# GIVEN ENTRIES
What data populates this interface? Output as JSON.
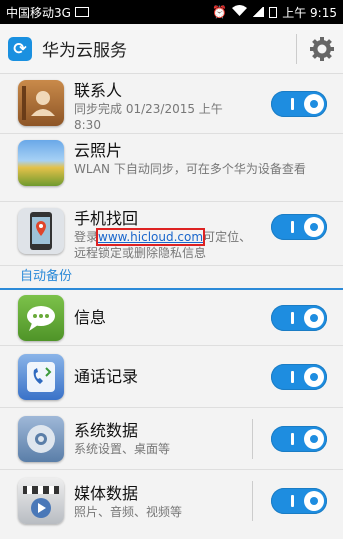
{
  "status_bar": {
    "carrier": "中国移动3G",
    "network": "3G",
    "time": "上午 9:15"
  },
  "app": {
    "title": "华为云服务"
  },
  "sync_items": [
    {
      "title": "联系人",
      "sub": "同步完成 01/23/2015 上午 8:30",
      "enabled": true
    },
    {
      "title": "云照片",
      "sub": "WLAN 下自动同步，可在多个华为设备查看",
      "enabled": null
    },
    {
      "title": "手机找回",
      "sub_before": "登录",
      "link": "www.hicloud.com",
      "sub_after": "可定位、远程锁定或删除隐私信息",
      "enabled": true
    }
  ],
  "backup_section": {
    "label": "自动备份"
  },
  "backup_items": [
    {
      "title": "信息",
      "sub": "",
      "enabled": true
    },
    {
      "title": "通话记录",
      "sub": "",
      "enabled": true
    },
    {
      "title": "系统数据",
      "sub": "系统设置、桌面等",
      "enabled": true
    },
    {
      "title": "媒体数据",
      "sub": "照片、音频、视频等",
      "enabled": true
    }
  ],
  "colors": {
    "accent": "#1e8de0",
    "highlight_box": "#dd2222"
  }
}
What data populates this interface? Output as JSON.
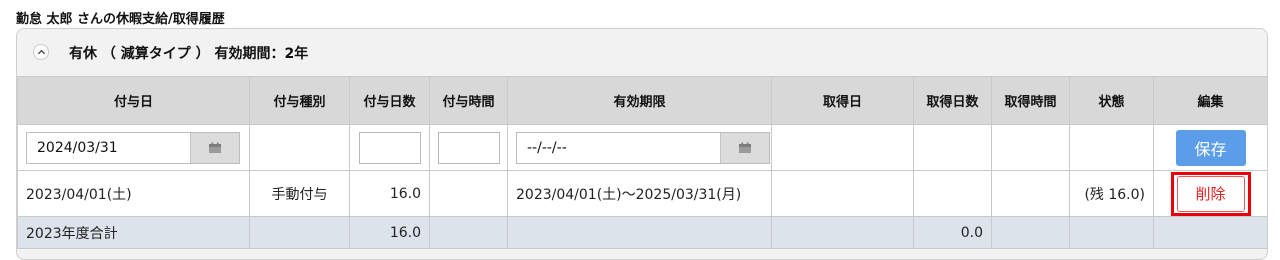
{
  "page_title": "勤怠 太郎 さんの休暇支給/取得履歴",
  "panel": {
    "title": "有休 （ 減算タイプ ） 有効期間：2年"
  },
  "table": {
    "headers": [
      "付与日",
      "付与種別",
      "付与日数",
      "付与時間",
      "有効期限",
      "取得日",
      "取得日数",
      "取得時間",
      "状態",
      "編集"
    ],
    "input_row": {
      "grant_date": "2024/03/31",
      "expiry_date_placeholder": "--/--/--",
      "save_label": "保存"
    },
    "record": {
      "grant_date": "2023/04/01(土)",
      "grant_type": "手動付与",
      "grant_days": "16.0",
      "grant_hours": "",
      "expiry": "2023/04/01(土)〜2025/03/31(月)",
      "acquired_date": "",
      "acquired_days": "",
      "acquired_hours": "",
      "status": "(残 16.0)",
      "delete_label": "削除"
    },
    "total": {
      "label": "2023年度合計",
      "grant_days": "16.0",
      "acquired_days": "0.0"
    }
  },
  "icons": {
    "collapse": "chevron-up-icon",
    "calendar": "calendar-icon"
  },
  "colors": {
    "save_button": "#5b9de8",
    "delete_highlight": "#e8000b",
    "header_bg": "#d8d8d8",
    "total_row_bg": "#dde3ea"
  }
}
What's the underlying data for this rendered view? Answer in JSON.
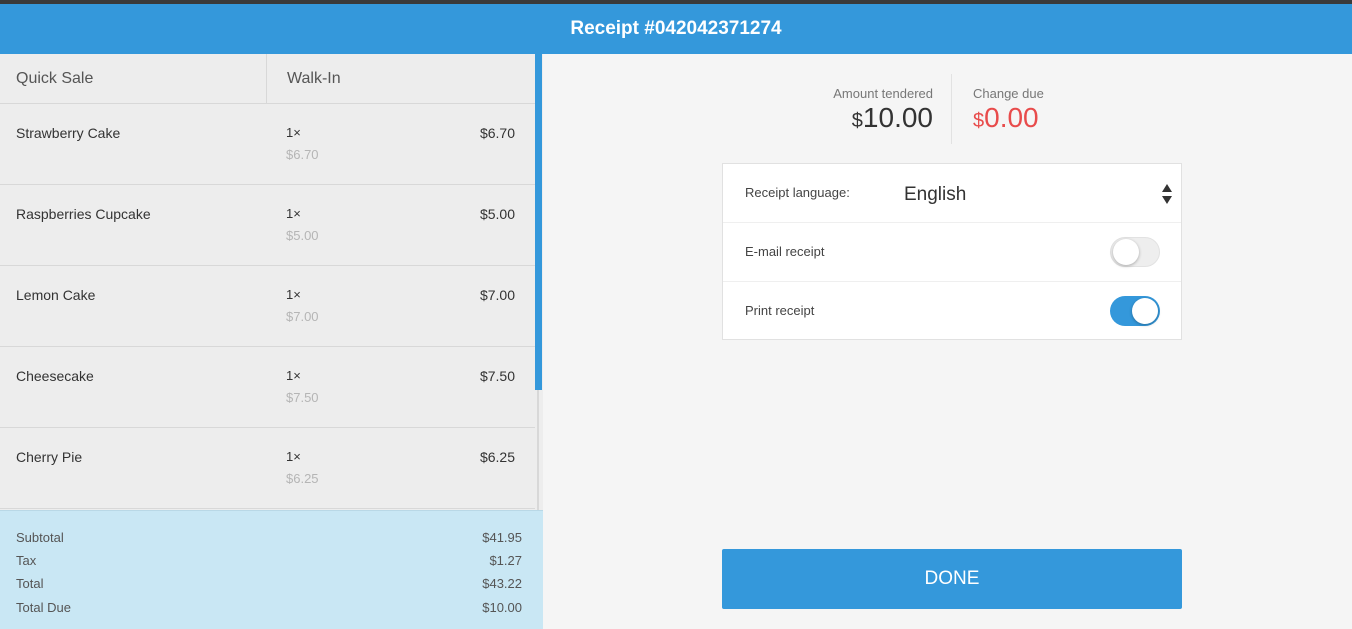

# INSTRUCTION
All of the material above needs to be restated exactly, with no pictures.

# EXERCISE RESPONSE
What data populates this interface? Output as JSON.
{
  "status_bar": {
    "carrier": "中国移动3G",
    "network": "3G",
    "time": "上午 9:15"
  },
  "app": {
    "title": "华为云服务"
  },
  "sync_items": [
    {
      "title": "联系人",
      "sub": "同步完成 01/23/2015 上午 8:30",
      "enabled": true
    },
    {
      "title": "云照片",
      "sub": "WLAN 下自动同步，可在多个华为设备查看",
      "enabled": null
    },
    {
      "title": "手机找回",
      "sub_before": "登录",
      "link": "www.hicloud.com",
      "sub_after": "可定位、远程锁定或删除隐私信息",
      "enabled": true
    }
  ],
  "backup_section": {
    "label": "自动备份"
  },
  "backup_items": [
    {
      "title": "信息",
      "sub": "",
      "enabled": true
    },
    {
      "title": "通话记录",
      "sub": "",
      "enabled": true
    },
    {
      "title": "系统数据",
      "sub": "系统设置、桌面等",
      "enabled": true
    },
    {
      "title": "媒体数据",
      "sub": "照片、音频、视频等",
      "enabled": true
    }
  ],
  "colors": {
    "accent": "#1e8de0",
    "highlight_box": "#dd2222"
  }
}
What data populates this interface? Output as JSON.
{
  "page_title": "勤怠 太郎 さんの休暇支給/取得履歴",
  "panel": {
    "title": "有休 （ 減算タイプ ） 有効期間：2年"
  },
  "table": {
    "headers": [
      "付与日",
      "付与種別",
      "付与日数",
      "付与時間",
      "有効期限",
      "取得日",
      "取得日数",
      "取得時間",
      "状態",
      "編集"
    ],
    "input_row": {
      "grant_date": "2024/03/31",
      "expiry_date_placeholder": "--/--/--",
      "save_label": "保存"
    },
    "record": {
      "grant_date": "2023/04/01(土)",
      "grant_type": "手動付与",
      "grant_days": "16.0",
      "grant_hours": "",
      "expiry": "2023/04/01(土)〜2025/03/31(月)",
      "acquired_date": "",
      "acquired_days": "",
      "acquired_hours": "",
      "status": "(残 16.0)",
      "delete_label": "削除"
    },
    "total": {
      "label": "2023年度合計",
      "grant_days": "16.0",
      "acquired_days": "0.0"
    }
  },
  "icons": {
    "collapse": "chevron-up-icon",
    "calendar": "calendar-icon"
  },
  "colors": {
    "save_button": "#5b9de8",
    "delete_highlight": "#e8000b",
    "header_bg": "#d8d8d8",
    "total_row_bg": "#dde3ea"
  }
}
What's the underlying data for this rendered view? Answer in JSON.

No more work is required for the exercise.